* Data shown *
-- -- --
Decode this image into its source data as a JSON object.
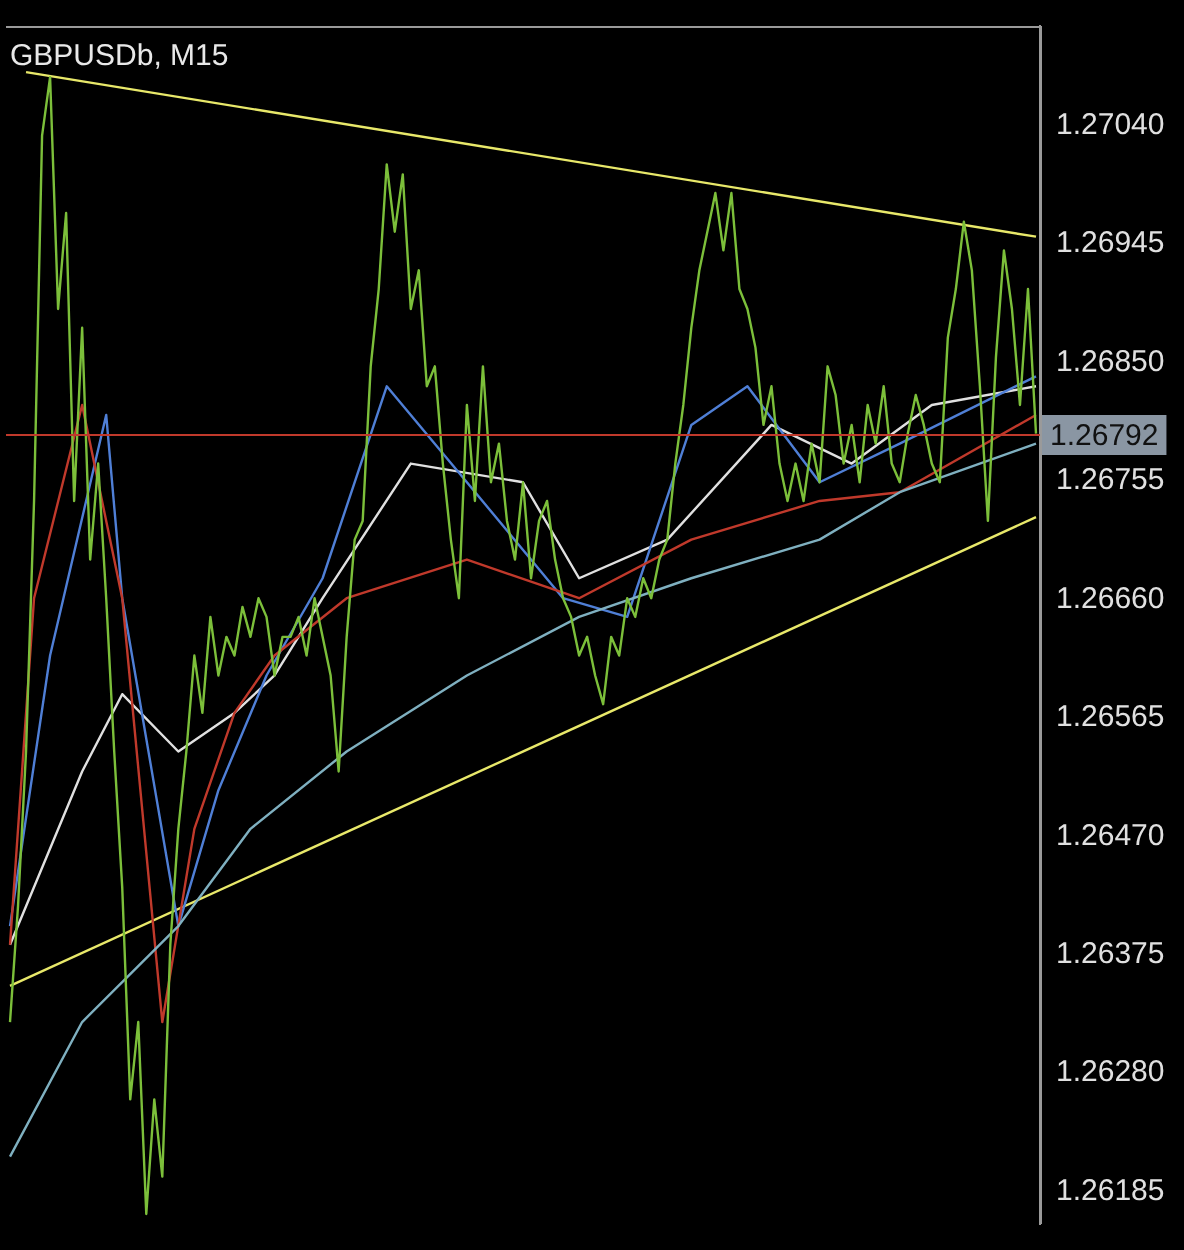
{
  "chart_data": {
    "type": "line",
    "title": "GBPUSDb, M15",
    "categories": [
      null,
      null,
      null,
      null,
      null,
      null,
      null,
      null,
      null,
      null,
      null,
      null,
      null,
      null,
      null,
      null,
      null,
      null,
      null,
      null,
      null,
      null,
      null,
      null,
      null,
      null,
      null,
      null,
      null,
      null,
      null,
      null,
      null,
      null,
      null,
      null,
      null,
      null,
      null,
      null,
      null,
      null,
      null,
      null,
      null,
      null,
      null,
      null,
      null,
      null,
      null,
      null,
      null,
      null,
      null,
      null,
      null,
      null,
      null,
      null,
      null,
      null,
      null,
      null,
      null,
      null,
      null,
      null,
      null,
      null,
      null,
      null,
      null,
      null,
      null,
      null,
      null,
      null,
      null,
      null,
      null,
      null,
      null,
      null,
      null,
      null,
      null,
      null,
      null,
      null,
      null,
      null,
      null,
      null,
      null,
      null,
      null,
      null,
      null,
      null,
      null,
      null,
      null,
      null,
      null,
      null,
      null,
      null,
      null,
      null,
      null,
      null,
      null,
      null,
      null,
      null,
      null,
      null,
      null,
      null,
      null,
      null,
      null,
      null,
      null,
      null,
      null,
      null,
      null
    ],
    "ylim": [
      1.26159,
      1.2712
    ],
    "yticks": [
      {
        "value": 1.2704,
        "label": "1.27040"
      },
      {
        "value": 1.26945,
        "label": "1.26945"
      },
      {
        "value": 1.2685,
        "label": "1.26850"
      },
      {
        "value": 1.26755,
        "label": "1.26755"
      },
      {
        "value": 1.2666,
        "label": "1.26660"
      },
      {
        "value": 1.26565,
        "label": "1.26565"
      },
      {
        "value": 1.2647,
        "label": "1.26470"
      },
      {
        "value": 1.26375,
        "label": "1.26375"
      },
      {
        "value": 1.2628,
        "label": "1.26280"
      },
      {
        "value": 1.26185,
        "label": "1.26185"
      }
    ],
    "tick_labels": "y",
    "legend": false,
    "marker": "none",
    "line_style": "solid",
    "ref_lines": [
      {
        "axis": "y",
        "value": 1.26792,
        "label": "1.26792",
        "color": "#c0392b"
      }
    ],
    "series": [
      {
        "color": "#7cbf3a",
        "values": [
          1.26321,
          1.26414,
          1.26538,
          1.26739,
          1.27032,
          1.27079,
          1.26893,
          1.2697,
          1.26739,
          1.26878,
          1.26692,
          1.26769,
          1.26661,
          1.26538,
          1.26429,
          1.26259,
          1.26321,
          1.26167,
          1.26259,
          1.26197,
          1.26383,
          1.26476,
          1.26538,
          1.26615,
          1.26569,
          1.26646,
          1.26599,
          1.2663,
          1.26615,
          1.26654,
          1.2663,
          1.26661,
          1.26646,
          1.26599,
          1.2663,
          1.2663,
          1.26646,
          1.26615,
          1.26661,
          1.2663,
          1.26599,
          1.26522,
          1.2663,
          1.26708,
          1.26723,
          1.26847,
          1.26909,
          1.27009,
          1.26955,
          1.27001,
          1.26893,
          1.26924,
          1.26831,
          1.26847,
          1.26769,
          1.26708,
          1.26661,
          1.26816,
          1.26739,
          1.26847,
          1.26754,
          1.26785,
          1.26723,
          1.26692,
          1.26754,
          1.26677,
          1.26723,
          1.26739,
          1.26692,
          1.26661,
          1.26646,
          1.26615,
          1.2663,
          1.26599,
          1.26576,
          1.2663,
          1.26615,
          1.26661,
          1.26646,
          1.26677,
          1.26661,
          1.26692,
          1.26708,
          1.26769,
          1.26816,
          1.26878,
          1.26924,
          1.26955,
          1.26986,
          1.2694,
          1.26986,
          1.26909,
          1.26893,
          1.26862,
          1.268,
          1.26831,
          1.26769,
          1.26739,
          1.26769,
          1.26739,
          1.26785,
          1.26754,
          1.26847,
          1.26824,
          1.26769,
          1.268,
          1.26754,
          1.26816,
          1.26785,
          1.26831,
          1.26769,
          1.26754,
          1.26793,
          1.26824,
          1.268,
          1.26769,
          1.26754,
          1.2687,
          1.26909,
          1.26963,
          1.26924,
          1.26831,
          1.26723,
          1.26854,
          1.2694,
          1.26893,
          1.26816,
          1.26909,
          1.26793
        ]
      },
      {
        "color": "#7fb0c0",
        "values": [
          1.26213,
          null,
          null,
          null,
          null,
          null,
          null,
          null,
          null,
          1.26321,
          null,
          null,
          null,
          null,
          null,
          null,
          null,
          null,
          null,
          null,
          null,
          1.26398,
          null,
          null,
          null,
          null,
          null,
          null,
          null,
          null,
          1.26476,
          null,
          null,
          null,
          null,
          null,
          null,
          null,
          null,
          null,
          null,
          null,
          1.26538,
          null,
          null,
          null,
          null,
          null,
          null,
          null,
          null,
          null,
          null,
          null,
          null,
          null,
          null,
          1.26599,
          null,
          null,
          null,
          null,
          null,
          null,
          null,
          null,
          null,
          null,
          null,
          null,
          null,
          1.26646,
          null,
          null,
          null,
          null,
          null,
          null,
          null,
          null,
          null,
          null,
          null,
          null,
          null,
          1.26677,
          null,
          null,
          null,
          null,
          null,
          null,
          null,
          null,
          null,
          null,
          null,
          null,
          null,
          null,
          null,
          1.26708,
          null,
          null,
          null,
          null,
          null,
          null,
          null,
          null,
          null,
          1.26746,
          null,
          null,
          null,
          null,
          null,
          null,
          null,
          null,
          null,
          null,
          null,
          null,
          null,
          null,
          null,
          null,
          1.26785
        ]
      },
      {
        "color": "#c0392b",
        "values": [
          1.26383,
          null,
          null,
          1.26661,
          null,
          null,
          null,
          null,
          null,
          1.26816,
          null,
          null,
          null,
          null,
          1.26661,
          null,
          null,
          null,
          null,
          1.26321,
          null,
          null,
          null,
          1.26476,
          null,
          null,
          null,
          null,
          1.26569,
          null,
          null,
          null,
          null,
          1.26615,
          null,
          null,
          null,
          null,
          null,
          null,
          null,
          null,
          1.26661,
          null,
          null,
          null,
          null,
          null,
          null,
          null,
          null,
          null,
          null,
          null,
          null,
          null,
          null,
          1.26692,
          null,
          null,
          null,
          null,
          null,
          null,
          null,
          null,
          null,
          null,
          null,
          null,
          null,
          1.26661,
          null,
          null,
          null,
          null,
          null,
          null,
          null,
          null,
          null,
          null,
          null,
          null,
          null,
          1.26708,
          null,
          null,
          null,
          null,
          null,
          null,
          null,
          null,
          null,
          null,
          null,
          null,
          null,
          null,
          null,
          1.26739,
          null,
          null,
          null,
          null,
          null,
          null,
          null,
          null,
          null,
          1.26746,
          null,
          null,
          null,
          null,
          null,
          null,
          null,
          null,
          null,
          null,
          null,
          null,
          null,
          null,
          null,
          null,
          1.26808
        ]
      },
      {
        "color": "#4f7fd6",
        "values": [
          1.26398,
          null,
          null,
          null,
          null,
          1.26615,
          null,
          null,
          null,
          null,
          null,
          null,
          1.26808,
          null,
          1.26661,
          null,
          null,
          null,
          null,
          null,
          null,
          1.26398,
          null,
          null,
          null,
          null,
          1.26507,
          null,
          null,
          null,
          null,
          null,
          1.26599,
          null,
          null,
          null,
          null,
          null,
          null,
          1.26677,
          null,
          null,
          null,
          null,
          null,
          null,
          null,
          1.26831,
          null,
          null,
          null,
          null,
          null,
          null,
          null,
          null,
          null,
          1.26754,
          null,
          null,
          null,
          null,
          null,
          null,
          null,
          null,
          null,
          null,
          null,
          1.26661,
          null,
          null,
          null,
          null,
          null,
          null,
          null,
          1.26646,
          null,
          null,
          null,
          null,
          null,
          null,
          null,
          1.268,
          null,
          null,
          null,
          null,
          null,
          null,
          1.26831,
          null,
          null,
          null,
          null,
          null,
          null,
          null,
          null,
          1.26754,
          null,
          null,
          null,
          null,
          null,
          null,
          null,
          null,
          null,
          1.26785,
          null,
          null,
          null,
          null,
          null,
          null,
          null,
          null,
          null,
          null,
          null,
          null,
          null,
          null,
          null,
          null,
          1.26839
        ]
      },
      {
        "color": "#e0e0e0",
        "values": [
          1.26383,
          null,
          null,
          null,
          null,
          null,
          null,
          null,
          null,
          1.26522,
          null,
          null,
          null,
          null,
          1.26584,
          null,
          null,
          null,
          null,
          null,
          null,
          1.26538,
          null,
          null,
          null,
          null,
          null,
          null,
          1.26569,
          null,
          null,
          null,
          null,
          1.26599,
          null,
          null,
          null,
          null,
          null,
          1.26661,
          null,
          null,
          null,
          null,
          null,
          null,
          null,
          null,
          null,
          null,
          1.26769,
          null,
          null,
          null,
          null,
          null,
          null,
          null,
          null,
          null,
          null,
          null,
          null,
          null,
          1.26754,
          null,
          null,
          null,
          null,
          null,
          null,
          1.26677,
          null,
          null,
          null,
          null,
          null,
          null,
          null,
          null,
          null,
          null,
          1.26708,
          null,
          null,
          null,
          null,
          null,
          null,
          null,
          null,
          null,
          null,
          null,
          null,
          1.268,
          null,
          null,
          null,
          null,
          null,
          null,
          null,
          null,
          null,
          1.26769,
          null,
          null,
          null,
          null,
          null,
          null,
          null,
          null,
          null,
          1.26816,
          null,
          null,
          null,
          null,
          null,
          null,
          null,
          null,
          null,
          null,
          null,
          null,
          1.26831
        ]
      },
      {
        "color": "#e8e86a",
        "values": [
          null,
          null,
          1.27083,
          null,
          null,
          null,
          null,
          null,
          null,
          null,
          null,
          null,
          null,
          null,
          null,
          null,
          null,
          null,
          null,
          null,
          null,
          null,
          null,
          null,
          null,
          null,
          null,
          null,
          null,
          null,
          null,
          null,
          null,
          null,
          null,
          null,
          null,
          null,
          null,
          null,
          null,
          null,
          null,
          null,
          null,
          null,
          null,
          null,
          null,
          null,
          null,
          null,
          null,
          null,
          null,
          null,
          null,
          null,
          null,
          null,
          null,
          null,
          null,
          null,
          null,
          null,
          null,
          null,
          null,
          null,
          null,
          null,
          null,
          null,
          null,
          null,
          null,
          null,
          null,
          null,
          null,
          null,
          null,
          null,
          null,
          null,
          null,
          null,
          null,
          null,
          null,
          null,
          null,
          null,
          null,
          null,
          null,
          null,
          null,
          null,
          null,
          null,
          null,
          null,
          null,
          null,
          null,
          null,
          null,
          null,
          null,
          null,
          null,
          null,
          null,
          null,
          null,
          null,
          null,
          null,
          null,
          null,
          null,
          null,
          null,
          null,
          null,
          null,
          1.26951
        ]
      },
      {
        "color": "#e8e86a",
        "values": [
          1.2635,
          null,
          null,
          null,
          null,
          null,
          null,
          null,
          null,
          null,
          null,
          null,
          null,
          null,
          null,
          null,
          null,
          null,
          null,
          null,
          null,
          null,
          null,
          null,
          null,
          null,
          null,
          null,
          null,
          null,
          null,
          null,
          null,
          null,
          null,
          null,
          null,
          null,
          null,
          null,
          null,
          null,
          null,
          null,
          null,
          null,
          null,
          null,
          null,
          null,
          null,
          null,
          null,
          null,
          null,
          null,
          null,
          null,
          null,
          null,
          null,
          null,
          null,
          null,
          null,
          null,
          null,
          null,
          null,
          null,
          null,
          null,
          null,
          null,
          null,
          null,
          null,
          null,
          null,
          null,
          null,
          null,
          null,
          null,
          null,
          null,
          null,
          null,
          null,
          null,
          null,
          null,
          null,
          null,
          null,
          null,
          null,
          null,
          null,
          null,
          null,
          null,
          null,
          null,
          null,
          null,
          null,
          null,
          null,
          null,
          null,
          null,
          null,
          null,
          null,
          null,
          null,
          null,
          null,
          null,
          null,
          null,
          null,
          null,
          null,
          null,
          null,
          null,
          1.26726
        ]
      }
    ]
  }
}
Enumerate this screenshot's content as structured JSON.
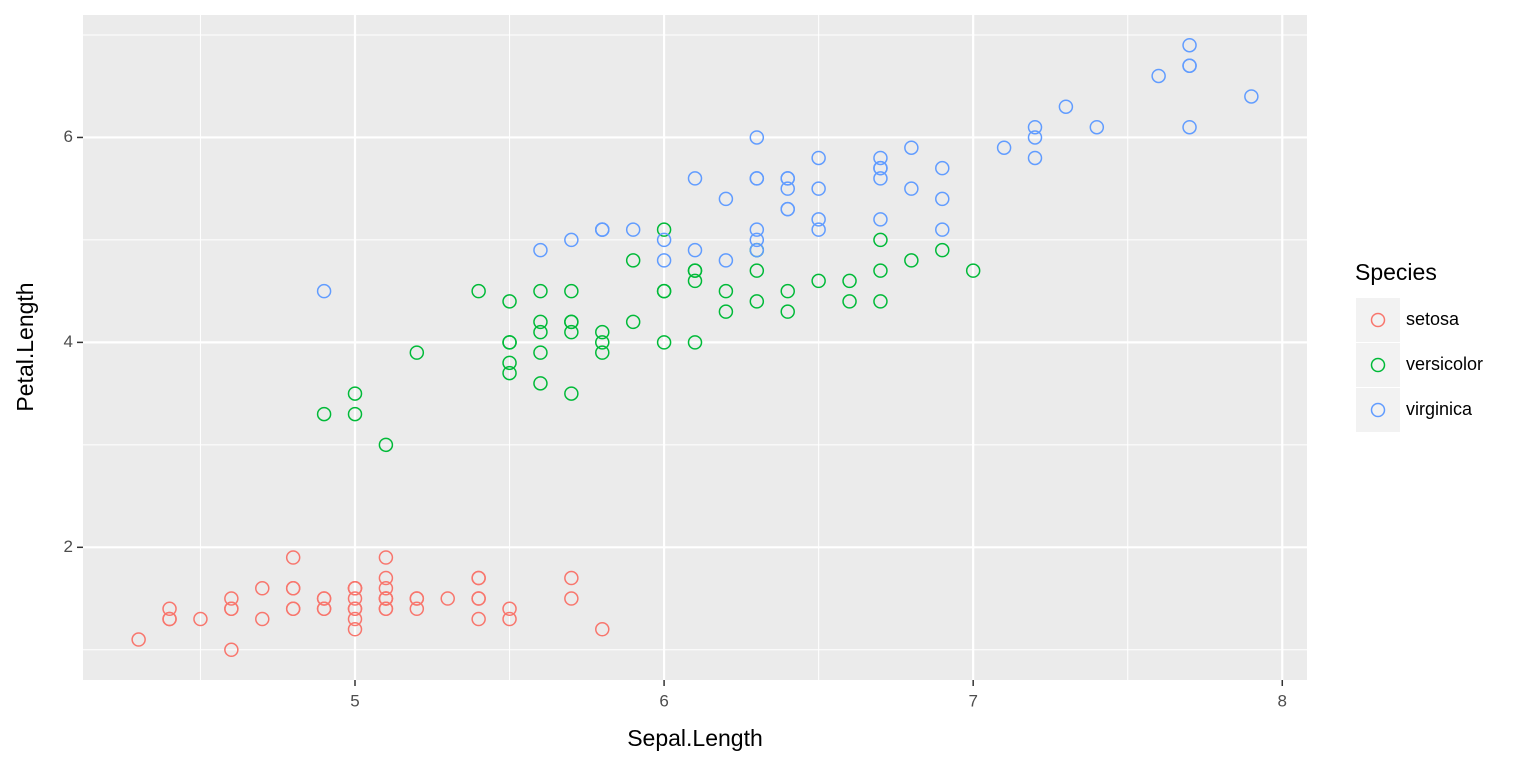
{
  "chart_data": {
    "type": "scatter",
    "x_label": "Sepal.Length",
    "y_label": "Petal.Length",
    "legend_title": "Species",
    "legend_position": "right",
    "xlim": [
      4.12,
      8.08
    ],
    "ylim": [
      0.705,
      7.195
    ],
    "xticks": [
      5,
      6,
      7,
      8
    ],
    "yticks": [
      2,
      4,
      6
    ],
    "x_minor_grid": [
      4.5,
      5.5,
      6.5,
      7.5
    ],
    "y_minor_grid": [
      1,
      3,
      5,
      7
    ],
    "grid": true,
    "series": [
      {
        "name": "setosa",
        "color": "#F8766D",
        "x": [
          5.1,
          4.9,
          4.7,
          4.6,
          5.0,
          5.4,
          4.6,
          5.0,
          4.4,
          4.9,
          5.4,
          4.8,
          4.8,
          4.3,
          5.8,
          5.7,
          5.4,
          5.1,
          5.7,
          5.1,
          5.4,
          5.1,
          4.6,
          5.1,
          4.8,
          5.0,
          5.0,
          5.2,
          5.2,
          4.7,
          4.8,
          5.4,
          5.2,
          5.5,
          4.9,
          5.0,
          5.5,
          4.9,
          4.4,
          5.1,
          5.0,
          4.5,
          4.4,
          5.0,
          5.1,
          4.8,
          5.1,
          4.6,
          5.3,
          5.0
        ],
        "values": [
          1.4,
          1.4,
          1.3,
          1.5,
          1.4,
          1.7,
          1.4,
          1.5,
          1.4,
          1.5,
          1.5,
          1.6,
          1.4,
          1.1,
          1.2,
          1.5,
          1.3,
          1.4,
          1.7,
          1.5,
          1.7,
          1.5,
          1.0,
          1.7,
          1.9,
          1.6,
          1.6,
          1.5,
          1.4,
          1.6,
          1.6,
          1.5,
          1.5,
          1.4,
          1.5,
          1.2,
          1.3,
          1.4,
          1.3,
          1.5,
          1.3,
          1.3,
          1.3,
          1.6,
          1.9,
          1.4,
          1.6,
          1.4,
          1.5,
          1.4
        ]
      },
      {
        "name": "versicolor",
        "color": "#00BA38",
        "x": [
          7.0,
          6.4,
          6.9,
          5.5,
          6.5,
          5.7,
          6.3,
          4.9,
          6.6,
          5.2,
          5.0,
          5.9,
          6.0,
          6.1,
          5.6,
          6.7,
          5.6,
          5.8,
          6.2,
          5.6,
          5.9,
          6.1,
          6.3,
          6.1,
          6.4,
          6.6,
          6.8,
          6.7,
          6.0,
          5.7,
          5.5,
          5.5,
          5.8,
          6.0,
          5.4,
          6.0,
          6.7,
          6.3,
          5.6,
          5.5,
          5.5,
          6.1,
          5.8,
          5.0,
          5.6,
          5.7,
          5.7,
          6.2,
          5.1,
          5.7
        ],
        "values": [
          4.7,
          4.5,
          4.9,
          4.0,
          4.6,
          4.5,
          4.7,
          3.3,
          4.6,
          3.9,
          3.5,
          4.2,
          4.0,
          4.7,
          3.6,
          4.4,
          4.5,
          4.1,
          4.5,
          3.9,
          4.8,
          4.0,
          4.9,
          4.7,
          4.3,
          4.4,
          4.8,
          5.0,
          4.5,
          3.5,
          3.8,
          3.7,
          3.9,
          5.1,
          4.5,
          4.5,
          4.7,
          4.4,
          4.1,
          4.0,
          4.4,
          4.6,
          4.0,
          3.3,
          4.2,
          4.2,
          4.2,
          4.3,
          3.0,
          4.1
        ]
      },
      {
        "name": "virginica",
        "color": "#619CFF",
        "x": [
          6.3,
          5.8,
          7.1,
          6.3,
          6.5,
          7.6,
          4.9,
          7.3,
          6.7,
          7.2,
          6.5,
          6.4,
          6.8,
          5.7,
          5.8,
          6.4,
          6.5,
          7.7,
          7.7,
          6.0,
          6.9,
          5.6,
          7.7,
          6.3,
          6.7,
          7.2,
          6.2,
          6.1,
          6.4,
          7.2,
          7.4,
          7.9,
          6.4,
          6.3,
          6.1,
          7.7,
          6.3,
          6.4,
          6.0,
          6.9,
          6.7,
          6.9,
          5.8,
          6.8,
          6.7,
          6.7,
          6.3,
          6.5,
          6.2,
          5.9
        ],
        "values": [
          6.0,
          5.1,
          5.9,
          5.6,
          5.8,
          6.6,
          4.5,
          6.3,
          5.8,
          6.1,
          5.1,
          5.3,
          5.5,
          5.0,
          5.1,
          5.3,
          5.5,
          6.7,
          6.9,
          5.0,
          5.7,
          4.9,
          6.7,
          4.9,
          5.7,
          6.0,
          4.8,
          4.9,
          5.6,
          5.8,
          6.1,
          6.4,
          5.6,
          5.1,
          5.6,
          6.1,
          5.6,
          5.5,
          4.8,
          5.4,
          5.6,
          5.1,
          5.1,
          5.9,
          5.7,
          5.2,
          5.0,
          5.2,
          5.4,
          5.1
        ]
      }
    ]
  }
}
-- -- --
* Directions *
Copy, from the material above, each line in which the string "name" occurs.

* Reply *
        "name": "setosa",
        "name": "versicolor",
        "name": "virginica",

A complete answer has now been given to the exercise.